* What is being asked: Take the records underneath and set them down exactly.

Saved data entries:
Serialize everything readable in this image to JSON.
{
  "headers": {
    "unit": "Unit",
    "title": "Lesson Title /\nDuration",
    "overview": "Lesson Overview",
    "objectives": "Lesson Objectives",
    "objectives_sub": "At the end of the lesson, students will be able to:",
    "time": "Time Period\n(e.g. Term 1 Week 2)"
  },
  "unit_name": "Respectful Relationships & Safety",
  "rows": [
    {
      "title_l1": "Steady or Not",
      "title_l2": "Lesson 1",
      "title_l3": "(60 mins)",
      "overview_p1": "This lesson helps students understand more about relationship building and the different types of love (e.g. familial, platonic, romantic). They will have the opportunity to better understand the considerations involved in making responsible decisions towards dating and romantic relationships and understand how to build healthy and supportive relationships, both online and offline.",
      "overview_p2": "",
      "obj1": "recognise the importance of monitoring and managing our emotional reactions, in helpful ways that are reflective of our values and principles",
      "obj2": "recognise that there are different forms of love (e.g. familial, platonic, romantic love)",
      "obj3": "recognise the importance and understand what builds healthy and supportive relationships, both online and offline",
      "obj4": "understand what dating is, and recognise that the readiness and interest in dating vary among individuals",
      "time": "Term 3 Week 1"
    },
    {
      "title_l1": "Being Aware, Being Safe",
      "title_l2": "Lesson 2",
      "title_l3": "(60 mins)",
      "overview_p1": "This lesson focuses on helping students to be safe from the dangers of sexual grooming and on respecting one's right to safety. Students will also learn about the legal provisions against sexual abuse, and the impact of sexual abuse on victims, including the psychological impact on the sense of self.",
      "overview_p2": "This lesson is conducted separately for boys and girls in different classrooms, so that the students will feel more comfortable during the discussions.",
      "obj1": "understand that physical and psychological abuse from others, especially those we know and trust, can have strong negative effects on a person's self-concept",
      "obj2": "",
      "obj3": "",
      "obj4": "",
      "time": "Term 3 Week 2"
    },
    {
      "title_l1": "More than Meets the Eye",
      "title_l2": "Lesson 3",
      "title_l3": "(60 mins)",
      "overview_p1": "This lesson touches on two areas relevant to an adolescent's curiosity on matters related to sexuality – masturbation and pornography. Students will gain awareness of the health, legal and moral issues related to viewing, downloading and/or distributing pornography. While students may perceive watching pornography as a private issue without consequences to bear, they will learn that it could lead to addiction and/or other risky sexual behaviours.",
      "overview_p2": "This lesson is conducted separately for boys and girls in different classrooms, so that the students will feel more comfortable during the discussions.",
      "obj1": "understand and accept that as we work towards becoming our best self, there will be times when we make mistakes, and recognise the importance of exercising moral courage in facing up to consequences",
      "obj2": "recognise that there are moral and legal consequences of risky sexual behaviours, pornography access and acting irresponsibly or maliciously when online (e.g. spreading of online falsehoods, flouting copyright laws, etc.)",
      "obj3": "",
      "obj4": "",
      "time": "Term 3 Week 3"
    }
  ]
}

* The reply:
Serialize everything readable in this image to JSON.
{
  "headers": {
    "unit": "Unit",
    "title": "Lesson Title /\nDuration",
    "overview": "Lesson Overview",
    "objectives": "Lesson Objectives",
    "objectives_sub": "At the end of the lesson, students will be able to:",
    "time": "Time Period\n(e.g. Term 1 Week 2)"
  },
  "unit_name": "Respectful Relationships & Safety",
  "rows": [
    {
      "title_l1": "Steady or Not",
      "title_l2": "Lesson 1",
      "title_l3": "(60 mins)",
      "overview_p1": "This lesson helps students understand more about relationship building and the different types of love (e.g. familial, platonic, romantic). They will have the opportunity to better understand the considerations involved in making responsible decisions towards dating and romantic relationships and understand how to build healthy and supportive relationships, both online and offline.",
      "overview_p2": "",
      "obj1": "recognise the importance of monitoring and managing our emotional reactions, in helpful ways that are reflective of our values and principles",
      "obj2": "recognise that there are different forms of love (e.g. familial, platonic, romantic love)",
      "obj3": "recognise the importance and understand what builds healthy and supportive relationships, both online and offline",
      "obj4": "understand what dating is, and recognise that the readiness and interest in dating vary among individuals",
      "time": "Term 3 Week 1"
    },
    {
      "title_l1": "Being Aware, Being Safe",
      "title_l2": "Lesson 2",
      "title_l3": "(60 mins)",
      "overview_p1": "This lesson focuses on helping students to be safe from the dangers of sexual grooming and on respecting one's right to safety. Students will also learn about the legal provisions against sexual abuse, and the impact of sexual abuse on victims, including the psychological impact on the sense of self.",
      "overview_p2": "This lesson is conducted separately for boys and girls in different classrooms, so that the students will feel more comfortable during the discussions.",
      "obj1": "understand that physical and psychological abuse from others, especially those we know and trust, can have strong negative effects on a person's self-concept",
      "obj2": "",
      "obj3": "",
      "obj4": "",
      "time": "Term 3 Week 2"
    },
    {
      "title_l1": "More than Meets the Eye",
      "title_l2": "Lesson 3",
      "title_l3": "(60 mins)",
      "overview_p1": "This lesson touches on two areas relevant to an adolescent's curiosity on matters related to sexuality – masturbation and pornography. Students will gain awareness of the health, legal and moral issues related to viewing, downloading and/or distributing pornography. While students may perceive watching pornography as a private issue without consequences to bear, they will learn that it could lead to addiction and/or other risky sexual behaviours.",
      "overview_p2": "This lesson is conducted separately for boys and girls in different classrooms, so that the students will feel more comfortable during the discussions.",
      "obj1": "understand and accept that as we work towards becoming our best self, there will be times when we make mistakes, and recognise the importance of exercising moral courage in facing up to consequences",
      "obj2": "recognise that there are moral and legal consequences of risky sexual behaviours, pornography access and acting irresponsibly or maliciously when online (e.g. spreading of online falsehoods, flouting copyright laws, etc.)",
      "obj3": "",
      "obj4": "",
      "time": "Term 3 Week 3"
    }
  ]
}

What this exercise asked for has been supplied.